**Extracted information:**
◇ ◇ ◇ ◇ ◇ ◇ ◇

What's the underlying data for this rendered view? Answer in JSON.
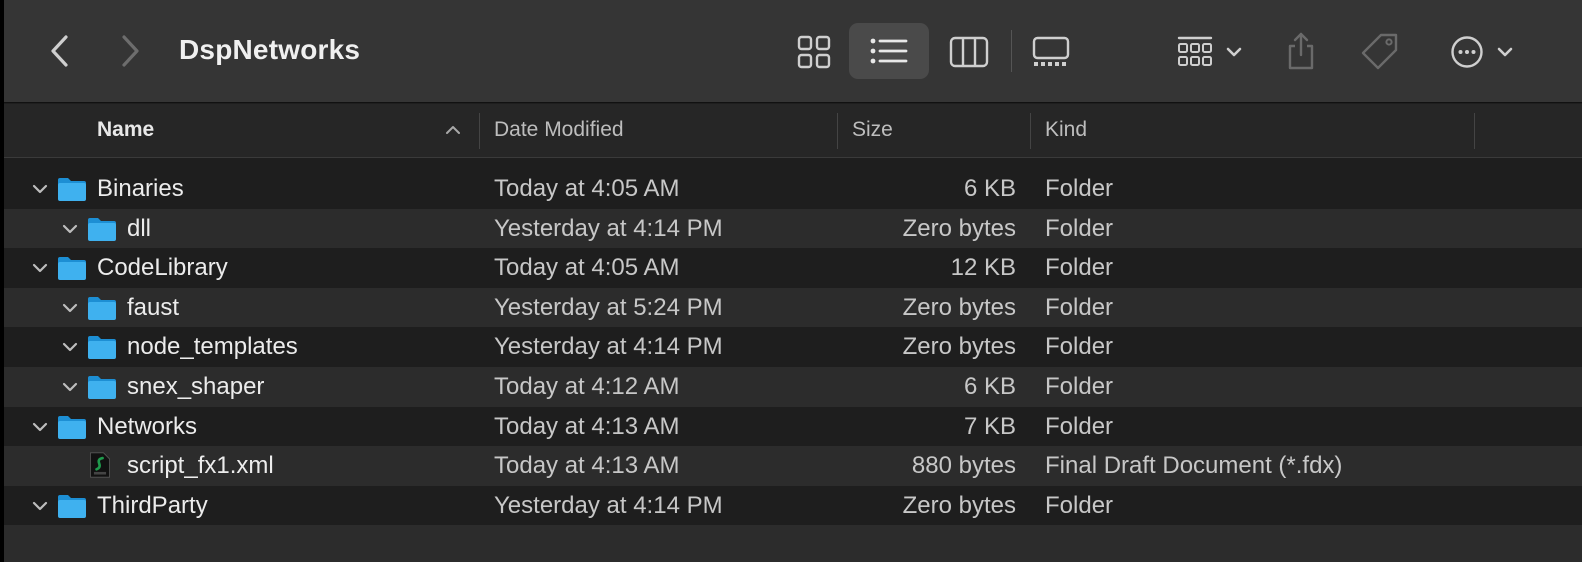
{
  "window": {
    "title": "DspNetworks"
  },
  "toolbar": {
    "back_icon": "chevron-left-icon",
    "forward_icon": "chevron-right-icon",
    "view_icons": "grid-icon",
    "view_list": "list-icon",
    "view_columns": "columns-icon",
    "view_gallery": "gallery-icon",
    "group_icon": "group-icon",
    "share_icon": "share-icon",
    "tag_icon": "tag-icon",
    "more_icon": "ellipsis-circle-icon",
    "active_view": "list"
  },
  "columns": {
    "name": "Name",
    "date": "Date Modified",
    "size": "Size",
    "kind": "Kind",
    "sort": "name-ascending"
  },
  "files": [
    {
      "name": "Binaries",
      "date": "Today at 4:05 AM",
      "size": "6 KB",
      "kind": "Folder",
      "type": "folder",
      "depth": 0,
      "expanded": true
    },
    {
      "name": "dll",
      "date": "Yesterday at 4:14 PM",
      "size": "Zero bytes",
      "kind": "Folder",
      "type": "folder",
      "depth": 1,
      "expanded": true
    },
    {
      "name": "CodeLibrary",
      "date": "Today at 4:05 AM",
      "size": "12 KB",
      "kind": "Folder",
      "type": "folder",
      "depth": 0,
      "expanded": true
    },
    {
      "name": "faust",
      "date": "Yesterday at 5:24 PM",
      "size": "Zero bytes",
      "kind": "Folder",
      "type": "folder",
      "depth": 1,
      "expanded": true
    },
    {
      "name": "node_templates",
      "date": "Yesterday at 4:14 PM",
      "size": "Zero bytes",
      "kind": "Folder",
      "type": "folder",
      "depth": 1,
      "expanded": true
    },
    {
      "name": "snex_shaper",
      "date": "Today at 4:12 AM",
      "size": "6 KB",
      "kind": "Folder",
      "type": "folder",
      "depth": 1,
      "expanded": true
    },
    {
      "name": "Networks",
      "date": "Today at 4:13 AM",
      "size": "7 KB",
      "kind": "Folder",
      "type": "folder",
      "depth": 0,
      "expanded": true
    },
    {
      "name": "script_fx1.xml",
      "date": "Today at 4:13 AM",
      "size": "880 bytes",
      "kind": "Final Draft Document (*.fdx)",
      "type": "document",
      "depth": 1,
      "expanded": false
    },
    {
      "name": "ThirdParty",
      "date": "Yesterday at 4:14 PM",
      "size": "Zero bytes",
      "kind": "Folder",
      "type": "folder",
      "depth": 0,
      "expanded": true
    }
  ],
  "colors": {
    "folder": "#3fb1ef",
    "folder_dark": "#1d8fd4",
    "document": "#1f9a4c"
  }
}
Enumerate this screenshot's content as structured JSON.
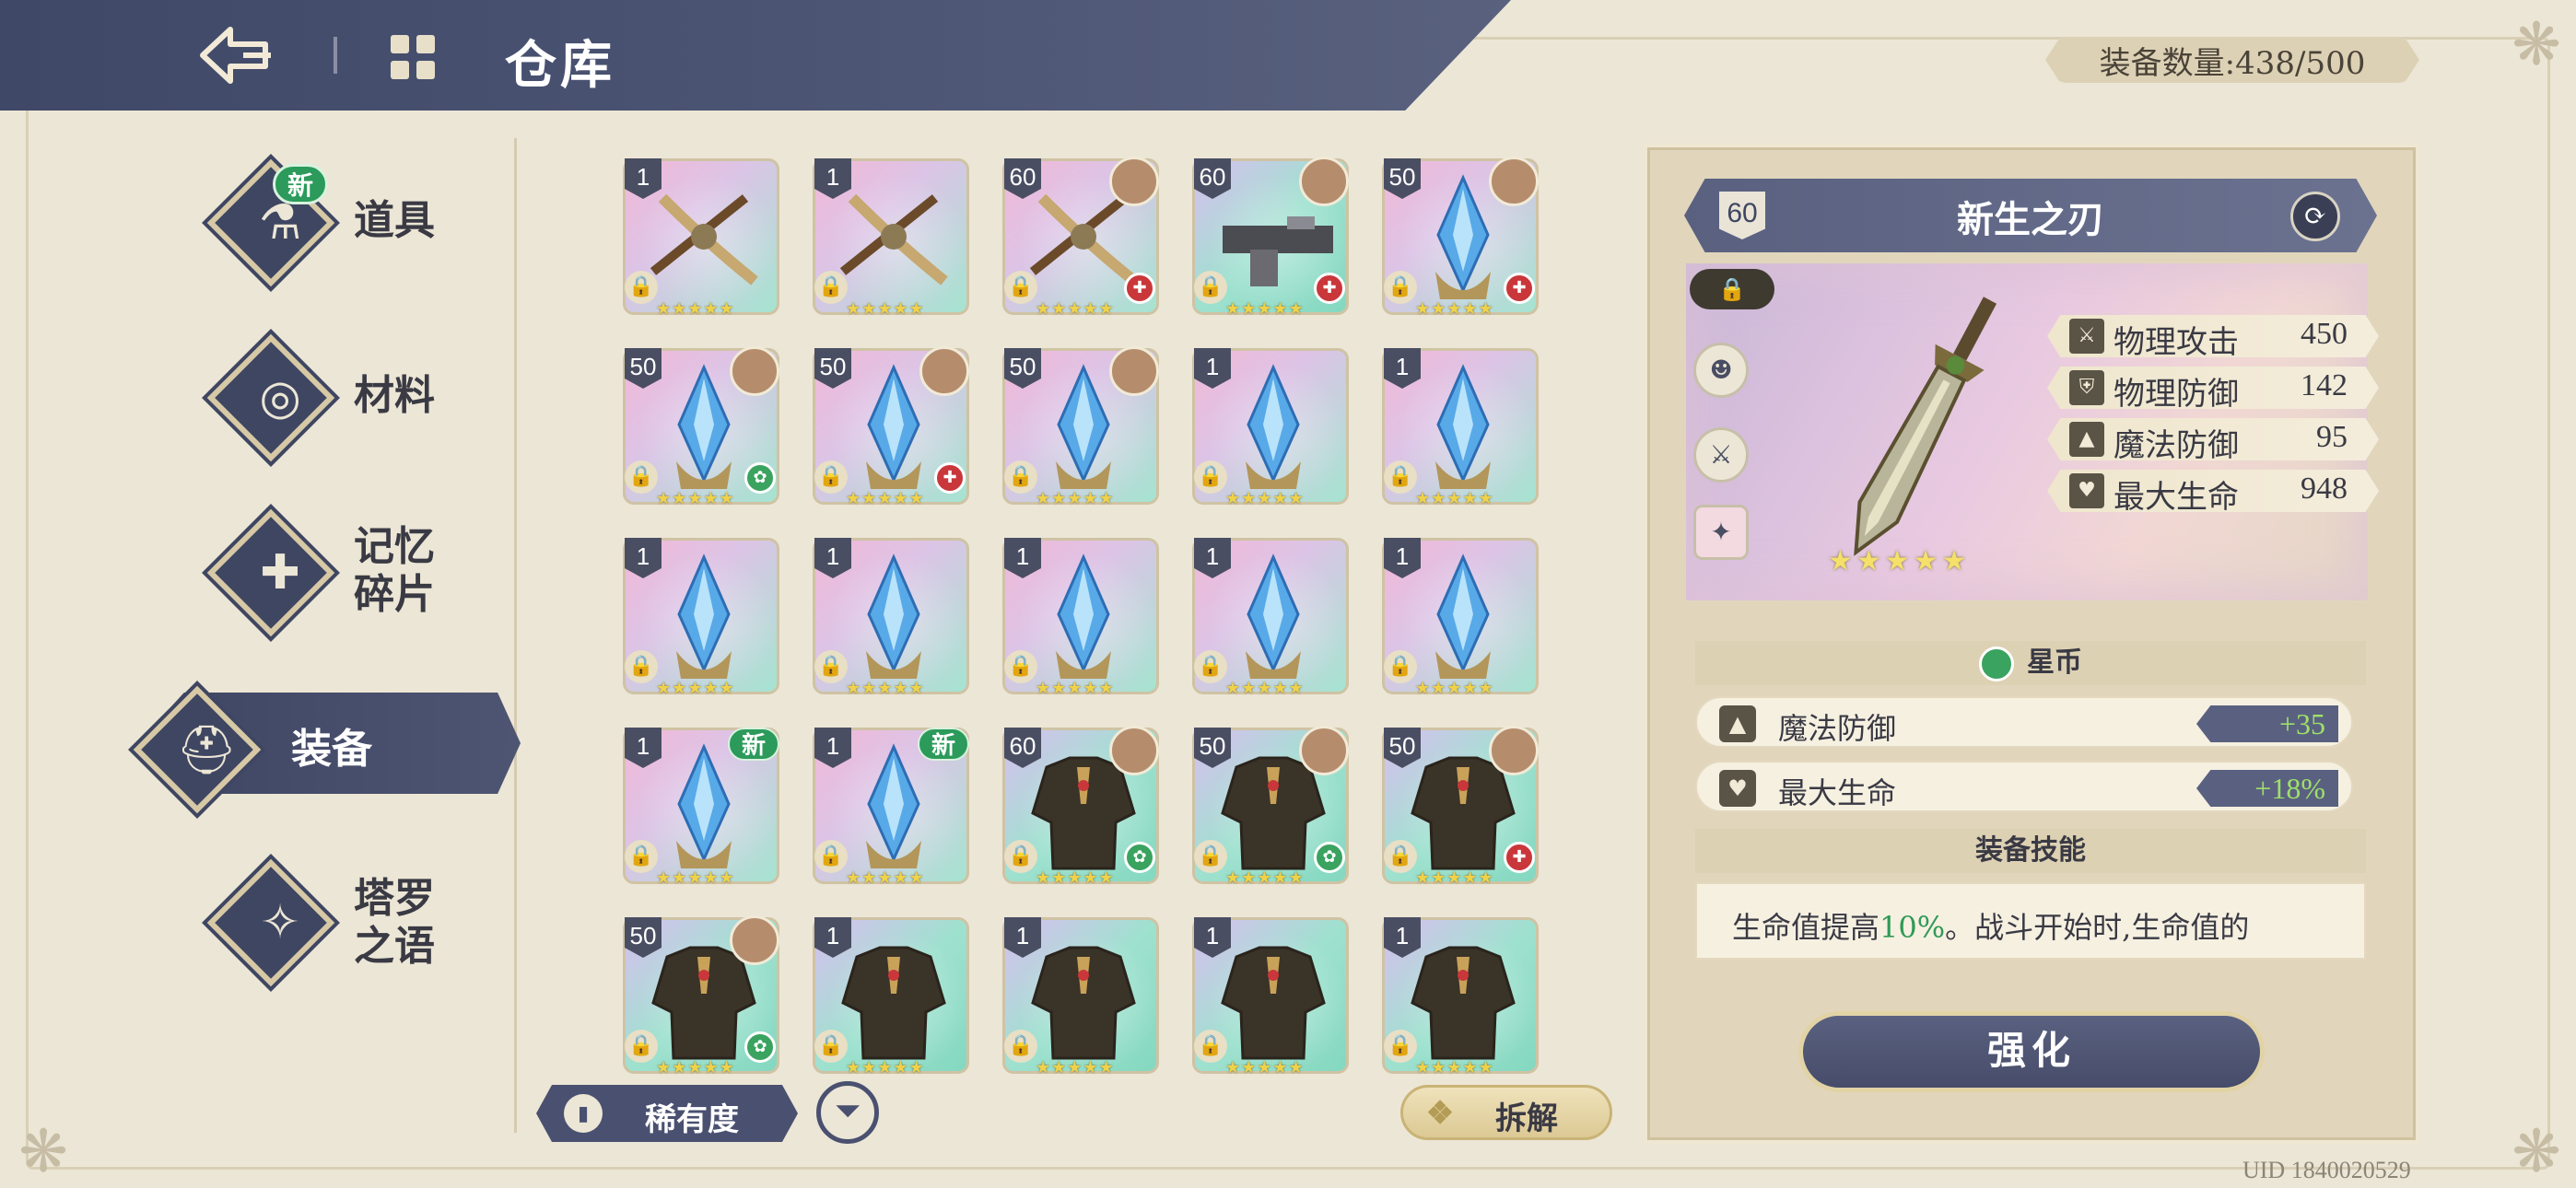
{
  "header": {
    "title": "仓库",
    "equipment_count_label": "装备数量:438/500"
  },
  "sidebar": {
    "items": [
      {
        "label": "道具",
        "badge": "新",
        "icon": "potion-icon",
        "active": false
      },
      {
        "label": "材料",
        "icon": "log-icon",
        "active": false
      },
      {
        "label": "记忆\n碎片",
        "line1": "记忆",
        "line2": "碎片",
        "icon": "puzzle-icon",
        "active": false
      },
      {
        "label": "装备",
        "icon": "helmet-icon",
        "active": true
      },
      {
        "label": "塔罗\n之语",
        "line1": "塔罗",
        "line2": "之语",
        "icon": "tarot-icon",
        "active": false
      }
    ]
  },
  "grid": {
    "rows": [
      [
        {
          "level": "1",
          "item": "crossbow",
          "avatar": false,
          "element": ""
        },
        {
          "level": "1",
          "item": "crossbow",
          "avatar": false,
          "element": ""
        },
        {
          "level": "60",
          "item": "crossbow",
          "avatar": true,
          "element": "red"
        },
        {
          "level": "60",
          "item": "gun",
          "avatar": true,
          "element": "red"
        },
        {
          "level": "50",
          "item": "crystal",
          "avatar": true,
          "element": "red"
        }
      ],
      [
        {
          "level": "50",
          "item": "crystal",
          "avatar": true,
          "element": "green"
        },
        {
          "level": "50",
          "item": "crystal",
          "avatar": true,
          "element": "red"
        },
        {
          "level": "50",
          "item": "crystal",
          "avatar": true,
          "element": ""
        },
        {
          "level": "1",
          "item": "crystal",
          "avatar": false,
          "element": ""
        },
        {
          "level": "1",
          "item": "crystal",
          "avatar": false,
          "element": ""
        }
      ],
      [
        {
          "level": "1",
          "item": "crystal",
          "avatar": false,
          "element": ""
        },
        {
          "level": "1",
          "item": "crystal",
          "avatar": false,
          "element": ""
        },
        {
          "level": "1",
          "item": "crystal",
          "avatar": false,
          "element": ""
        },
        {
          "level": "1",
          "item": "crystal",
          "avatar": false,
          "element": ""
        },
        {
          "level": "1",
          "item": "crystal",
          "avatar": false,
          "element": ""
        }
      ],
      [
        {
          "level": "1",
          "item": "crystal",
          "avatar": false,
          "element": "",
          "new": "新"
        },
        {
          "level": "1",
          "item": "crystal",
          "avatar": false,
          "element": "",
          "new": "新"
        },
        {
          "level": "60",
          "item": "armor",
          "avatar": true,
          "element": "green"
        },
        {
          "level": "50",
          "item": "armor",
          "avatar": true,
          "element": "green"
        },
        {
          "level": "50",
          "item": "armor",
          "avatar": true,
          "element": "red"
        }
      ],
      [
        {
          "level": "50",
          "item": "armor",
          "avatar": true,
          "element": "green"
        },
        {
          "level": "1",
          "item": "armor",
          "avatar": false,
          "element": ""
        },
        {
          "level": "1",
          "item": "armor",
          "avatar": false,
          "element": ""
        },
        {
          "level": "1",
          "item": "armor",
          "avatar": false,
          "element": ""
        },
        {
          "level": "1",
          "item": "armor",
          "avatar": false,
          "element": ""
        }
      ]
    ]
  },
  "bottom": {
    "rarity_label": "稀有度",
    "dismantle_label": "拆解"
  },
  "detail": {
    "level": "60",
    "name": "新生之刃",
    "stars": "★★★★★",
    "stats": [
      {
        "icon": "sword-icon",
        "name": "物理攻击",
        "value": "450"
      },
      {
        "icon": "shield-icon",
        "name": "物理防御",
        "value": "142"
      },
      {
        "icon": "wizard-hat-icon",
        "name": "魔法防御",
        "value": "95"
      },
      {
        "icon": "heart-icon",
        "name": "最大生命",
        "value": "948"
      }
    ],
    "set_name": "星币",
    "bonuses": [
      {
        "icon": "wizard-hat-icon",
        "name": "魔法防御",
        "value": "+35"
      },
      {
        "icon": "heart-icon",
        "name": "最大生命",
        "value": "+18%"
      }
    ],
    "skill_title": "装备技能",
    "skill_text_a": "生命值提高",
    "skill_text_hl": "10%",
    "skill_text_b": "。战斗开始时,生命值的",
    "strengthen_label": "强化"
  },
  "uid": "UID 1840020529",
  "colors": {
    "header": "#454e6c",
    "accent_green": "#2f9a56",
    "bonus_text": "#9ee06a"
  }
}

◇ ◇ ◇ ◇ ◇ ◇ ◇

Reproduce every record word for word. The copy must contain no pictures.

What's the underlying data for this rendered view? Answer in JSON.
{
  "window": {
    "title": "DspNetworks"
  },
  "toolbar": {
    "back_icon": "chevron-left-icon",
    "forward_icon": "chevron-right-icon",
    "view_icons": "grid-icon",
    "view_list": "list-icon",
    "view_columns": "columns-icon",
    "view_gallery": "gallery-icon",
    "group_icon": "group-icon",
    "share_icon": "share-icon",
    "tag_icon": "tag-icon",
    "more_icon": "ellipsis-circle-icon",
    "active_view": "list"
  },
  "columns": {
    "name": "Name",
    "date": "Date Modified",
    "size": "Size",
    "kind": "Kind",
    "sort": "name-ascending"
  },
  "files": [
    {
      "name": "Binaries",
      "date": "Today at 4:05 AM",
      "size": "6 KB",
      "kind": "Folder",
      "type": "folder",
      "depth": 0,
      "expanded": true
    },
    {
      "name": "dll",
      "date": "Yesterday at 4:14 PM",
      "size": "Zero bytes",
      "kind": "Folder",
      "type": "folder",
      "depth": 1,
      "expanded": true
    },
    {
      "name": "CodeLibrary",
      "date": "Today at 4:05 AM",
      "size": "12 KB",
      "kind": "Folder",
      "type": "folder",
      "depth": 0,
      "expanded": true
    },
    {
      "name": "faust",
      "date": "Yesterday at 5:24 PM",
      "size": "Zero bytes",
      "kind": "Folder",
      "type": "folder",
      "depth": 1,
      "expanded": true
    },
    {
      "name": "node_templates",
      "date": "Yesterday at 4:14 PM",
      "size": "Zero bytes",
      "kind": "Folder",
      "type": "folder",
      "depth": 1,
      "expanded": true
    },
    {
      "name": "snex_shaper",
      "date": "Today at 4:12 AM",
      "size": "6 KB",
      "kind": "Folder",
      "type": "folder",
      "depth": 1,
      "expanded": true
    },
    {
      "name": "Networks",
      "date": "Today at 4:13 AM",
      "size": "7 KB",
      "kind": "Folder",
      "type": "folder",
      "depth": 0,
      "expanded": true
    },
    {
      "name": "script_fx1.xml",
      "date": "Today at 4:13 AM",
      "size": "880 bytes",
      "kind": "Final Draft Document (*.fdx)",
      "type": "document",
      "depth": 1,
      "expanded": false
    },
    {
      "name": "ThirdParty",
      "date": "Yesterday at 4:14 PM",
      "size": "Zero bytes",
      "kind": "Folder",
      "type": "folder",
      "depth": 0,
      "expanded": true
    }
  ],
  "colors": {
    "folder": "#3fb1ef",
    "folder_dark": "#1d8fd4",
    "document": "#1f9a4c"
  }
}
Enumerate this screenshot's content as structured JSON.
{
  "header": {
    "title": "仓库",
    "equipment_count_label": "装备数量:438/500"
  },
  "sidebar": {
    "items": [
      {
        "label": "道具",
        "badge": "新",
        "icon": "potion-icon",
        "active": false
      },
      {
        "label": "材料",
        "icon": "log-icon",
        "active": false
      },
      {
        "label": "记忆\n碎片",
        "line1": "记忆",
        "line2": "碎片",
        "icon": "puzzle-icon",
        "active": false
      },
      {
        "label": "装备",
        "icon": "helmet-icon",
        "active": true
      },
      {
        "label": "塔罗\n之语",
        "line1": "塔罗",
        "line2": "之语",
        "icon": "tarot-icon",
        "active": false
      }
    ]
  },
  "grid": {
    "rows": [
      [
        {
          "level": "1",
          "item": "crossbow",
          "avatar": false,
          "element": ""
        },
        {
          "level": "1",
          "item": "crossbow",
          "avatar": false,
          "element": ""
        },
        {
          "level": "60",
          "item": "crossbow",
          "avatar": true,
          "element": "red"
        },
        {
          "level": "60",
          "item": "gun",
          "avatar": true,
          "element": "red"
        },
        {
          "level": "50",
          "item": "crystal",
          "avatar": true,
          "element": "red"
        }
      ],
      [
        {
          "level": "50",
          "item": "crystal",
          "avatar": true,
          "element": "green"
        },
        {
          "level": "50",
          "item": "crystal",
          "avatar": true,
          "element": "red"
        },
        {
          "level": "50",
          "item": "crystal",
          "avatar": true,
          "element": ""
        },
        {
          "level": "1",
          "item": "crystal",
          "avatar": false,
          "element": ""
        },
        {
          "level": "1",
          "item": "crystal",
          "avatar": false,
          "element": ""
        }
      ],
      [
        {
          "level": "1",
          "item": "crystal",
          "avatar": false,
          "element": ""
        },
        {
          "level": "1",
          "item": "crystal",
          "avatar": false,
          "element": ""
        },
        {
          "level": "1",
          "item": "crystal",
          "avatar": false,
          "element": ""
        },
        {
          "level": "1",
          "item": "crystal",
          "avatar": false,
          "element": ""
        },
        {
          "level": "1",
          "item": "crystal",
          "avatar": false,
          "element": ""
        }
      ],
      [
        {
          "level": "1",
          "item": "crystal",
          "avatar": false,
          "element": "",
          "new": "新"
        },
        {
          "level": "1",
          "item": "crystal",
          "avatar": false,
          "element": "",
          "new": "新"
        },
        {
          "level": "60",
          "item": "armor",
          "avatar": true,
          "element": "green"
        },
        {
          "level": "50",
          "item": "armor",
          "avatar": true,
          "element": "green"
        },
        {
          "level": "50",
          "item": "armor",
          "avatar": true,
          "element": "red"
        }
      ],
      [
        {
          "level": "50",
          "item": "armor",
          "avatar": true,
          "element": "green"
        },
        {
          "level": "1",
          "item": "armor",
          "avatar": false,
          "element": ""
        },
        {
          "level": "1",
          "item": "armor",
          "avatar": false,
          "element": ""
        },
        {
          "level": "1",
          "item": "armor",
          "avatar": false,
          "element": ""
        },
        {
          "level": "1",
          "item": "armor",
          "avatar": false,
          "element": ""
        }
      ]
    ]
  },
  "bottom": {
    "rarity_label": "稀有度",
    "dismantle_label": "拆解"
  },
  "detail": {
    "level": "60",
    "name": "新生之刃",
    "stars": "★★★★★",
    "stats": [
      {
        "icon": "sword-icon",
        "name": "物理攻击",
        "value": "450"
      },
      {
        "icon": "shield-icon",
        "name": "物理防御",
        "value": "142"
      },
      {
        "icon": "wizard-hat-icon",
        "name": "魔法防御",
        "value": "95"
      },
      {
        "icon": "heart-icon",
        "name": "最大生命",
        "value": "948"
      }
    ],
    "set_name": "星币",
    "bonuses": [
      {
        "icon": "wizard-hat-icon",
        "name": "魔法防御",
        "value": "+35"
      },
      {
        "icon": "heart-icon",
        "name": "最大生命",
        "value": "+18%"
      }
    ],
    "skill_title": "装备技能",
    "skill_text_a": "生命值提高",
    "skill_text_hl": "10%",
    "skill_text_b": "。战斗开始时,生命值的",
    "strengthen_label": "强化"
  },
  "uid": "UID 1840020529",
  "colors": {
    "header": "#454e6c",
    "accent_green": "#2f9a56",
    "bonus_text": "#9ee06a"
  }
}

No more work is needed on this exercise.